## STORED DATA
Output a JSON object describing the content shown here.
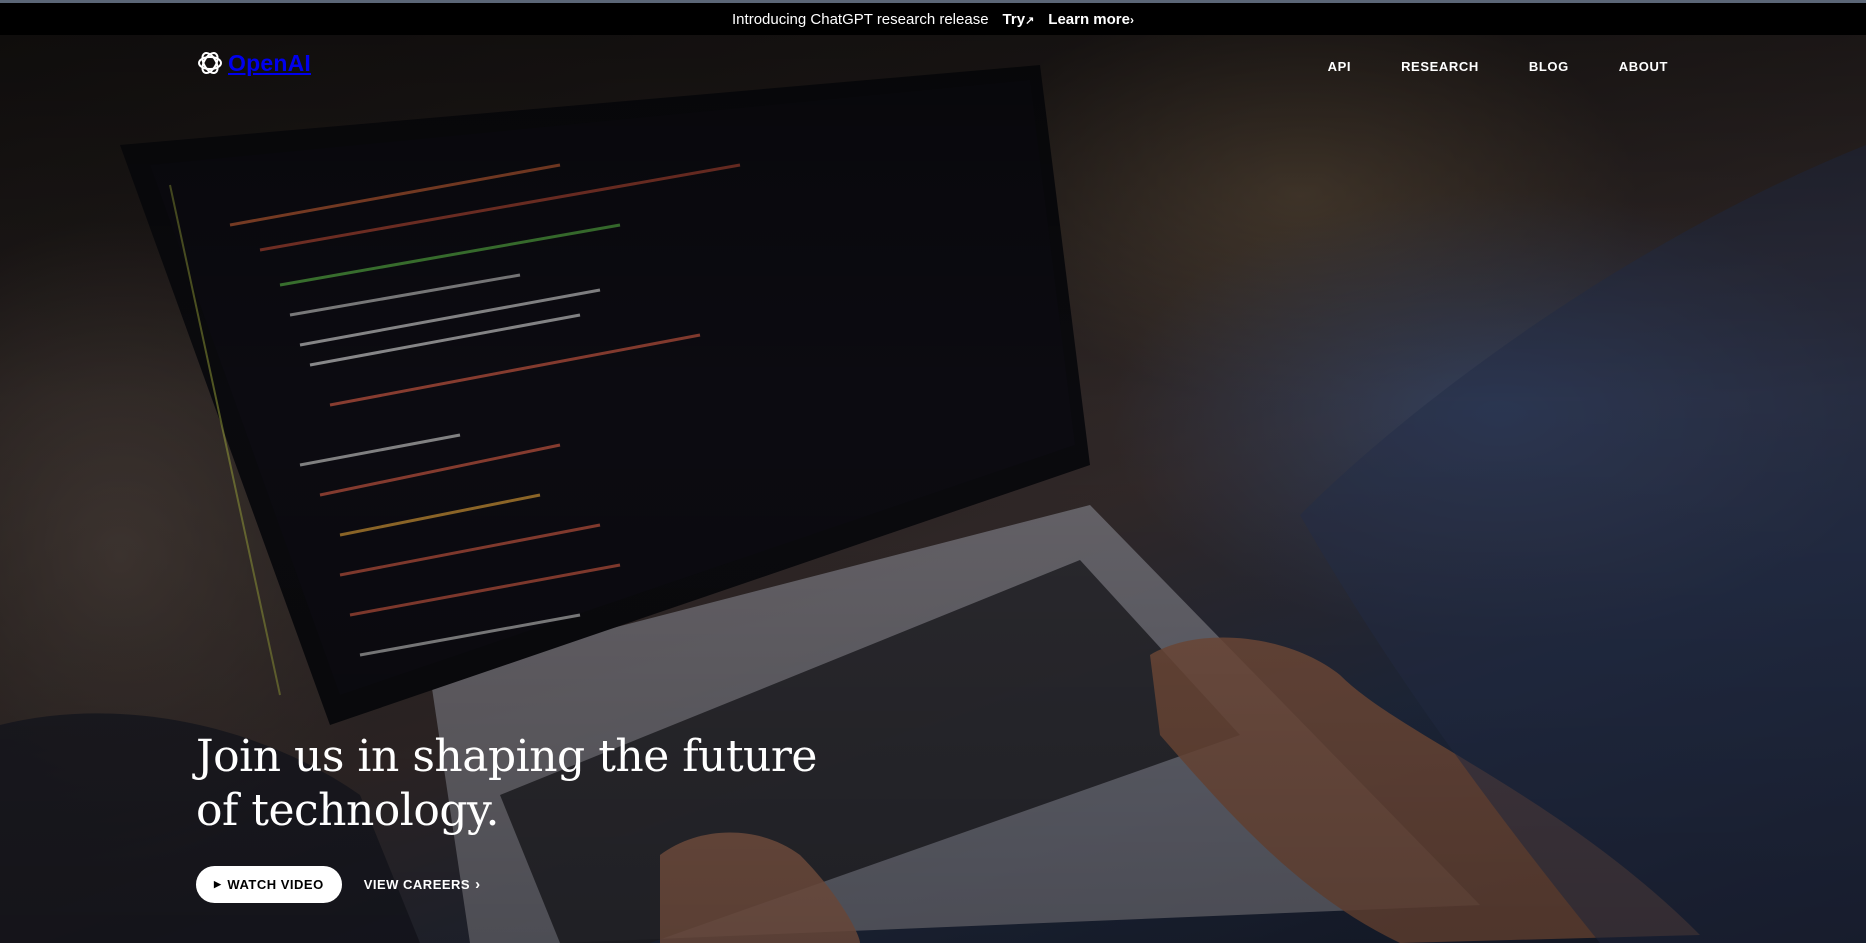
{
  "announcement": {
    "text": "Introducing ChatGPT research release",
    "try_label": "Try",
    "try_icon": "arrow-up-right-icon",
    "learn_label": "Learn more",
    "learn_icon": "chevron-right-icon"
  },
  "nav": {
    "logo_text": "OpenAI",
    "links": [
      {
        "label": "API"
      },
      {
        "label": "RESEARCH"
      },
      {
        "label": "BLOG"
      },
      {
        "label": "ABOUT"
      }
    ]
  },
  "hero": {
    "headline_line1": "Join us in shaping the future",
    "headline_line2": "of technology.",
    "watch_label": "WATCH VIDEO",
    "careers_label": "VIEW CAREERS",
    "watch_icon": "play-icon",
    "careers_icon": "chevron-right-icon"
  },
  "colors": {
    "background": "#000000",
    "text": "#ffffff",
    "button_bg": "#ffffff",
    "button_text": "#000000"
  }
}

## TO DO
Write out all the entries exactly, except for the pictures.

## TASK SOLUTION
Output a JSON object describing the content shown here.
{
  "announcement": {
    "text": "Introducing ChatGPT research release",
    "try_label": "Try",
    "try_icon": "arrow-up-right-icon",
    "learn_label": "Learn more",
    "learn_icon": "chevron-right-icon"
  },
  "nav": {
    "logo_text": "OpenAI",
    "links": [
      {
        "label": "API"
      },
      {
        "label": "RESEARCH"
      },
      {
        "label": "BLOG"
      },
      {
        "label": "ABOUT"
      }
    ]
  },
  "hero": {
    "headline_line1": "Join us in shaping the future",
    "headline_line2": "of technology.",
    "watch_label": "WATCH VIDEO",
    "careers_label": "VIEW CAREERS",
    "watch_icon": "play-icon",
    "careers_icon": "chevron-right-icon"
  },
  "colors": {
    "background": "#000000",
    "text": "#ffffff",
    "button_bg": "#ffffff",
    "button_text": "#000000"
  }
}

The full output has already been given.